--- START OF Provided records ---

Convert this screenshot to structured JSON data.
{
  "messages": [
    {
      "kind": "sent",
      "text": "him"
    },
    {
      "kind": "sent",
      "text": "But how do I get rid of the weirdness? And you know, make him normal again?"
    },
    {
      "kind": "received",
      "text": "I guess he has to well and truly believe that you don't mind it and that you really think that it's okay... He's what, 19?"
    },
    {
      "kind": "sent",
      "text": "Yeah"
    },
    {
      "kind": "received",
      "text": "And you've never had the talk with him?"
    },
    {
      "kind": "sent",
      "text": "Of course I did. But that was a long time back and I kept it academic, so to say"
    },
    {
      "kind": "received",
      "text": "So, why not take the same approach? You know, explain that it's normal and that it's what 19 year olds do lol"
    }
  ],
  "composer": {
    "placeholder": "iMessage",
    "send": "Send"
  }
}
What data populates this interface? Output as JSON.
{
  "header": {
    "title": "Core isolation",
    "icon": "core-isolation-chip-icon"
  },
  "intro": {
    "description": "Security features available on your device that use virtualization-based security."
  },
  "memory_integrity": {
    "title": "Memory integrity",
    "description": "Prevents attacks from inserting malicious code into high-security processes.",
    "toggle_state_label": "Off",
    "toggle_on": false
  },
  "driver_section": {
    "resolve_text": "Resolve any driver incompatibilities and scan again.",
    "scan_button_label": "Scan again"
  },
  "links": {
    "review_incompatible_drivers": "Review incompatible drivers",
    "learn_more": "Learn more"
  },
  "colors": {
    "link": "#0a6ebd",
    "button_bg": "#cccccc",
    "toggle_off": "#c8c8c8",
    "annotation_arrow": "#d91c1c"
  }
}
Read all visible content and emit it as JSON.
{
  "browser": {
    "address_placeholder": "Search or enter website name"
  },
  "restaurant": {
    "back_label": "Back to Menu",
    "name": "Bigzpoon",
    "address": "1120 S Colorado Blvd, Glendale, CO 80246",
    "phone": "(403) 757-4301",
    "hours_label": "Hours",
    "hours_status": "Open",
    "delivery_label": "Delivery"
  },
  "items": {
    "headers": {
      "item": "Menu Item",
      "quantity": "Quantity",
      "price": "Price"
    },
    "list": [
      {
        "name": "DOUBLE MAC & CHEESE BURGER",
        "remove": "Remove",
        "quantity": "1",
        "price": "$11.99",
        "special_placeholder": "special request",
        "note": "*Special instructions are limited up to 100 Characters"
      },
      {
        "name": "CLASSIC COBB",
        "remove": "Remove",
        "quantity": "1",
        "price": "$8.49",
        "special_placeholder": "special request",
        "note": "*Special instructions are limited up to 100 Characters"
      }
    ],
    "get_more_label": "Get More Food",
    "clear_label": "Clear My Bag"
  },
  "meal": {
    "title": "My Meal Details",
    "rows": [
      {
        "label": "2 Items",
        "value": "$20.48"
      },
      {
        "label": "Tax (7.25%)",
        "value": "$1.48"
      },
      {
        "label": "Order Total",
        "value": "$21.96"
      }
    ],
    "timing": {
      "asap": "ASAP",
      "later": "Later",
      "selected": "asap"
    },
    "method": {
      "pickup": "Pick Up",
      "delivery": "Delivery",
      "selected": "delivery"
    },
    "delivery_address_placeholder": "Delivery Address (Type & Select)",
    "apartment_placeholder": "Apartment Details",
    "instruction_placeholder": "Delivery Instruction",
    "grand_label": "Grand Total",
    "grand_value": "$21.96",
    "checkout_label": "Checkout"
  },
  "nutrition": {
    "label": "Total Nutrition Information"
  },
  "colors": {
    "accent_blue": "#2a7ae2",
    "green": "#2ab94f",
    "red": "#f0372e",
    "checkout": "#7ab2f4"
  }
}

--- END OF Provided records ---

Set problem: Each line holding "Total" must be found and copied.

Solution for this task:
        "label": "Order Total",
    "grand_label": "Grand Total",
    "label": "Total Nutrition Information"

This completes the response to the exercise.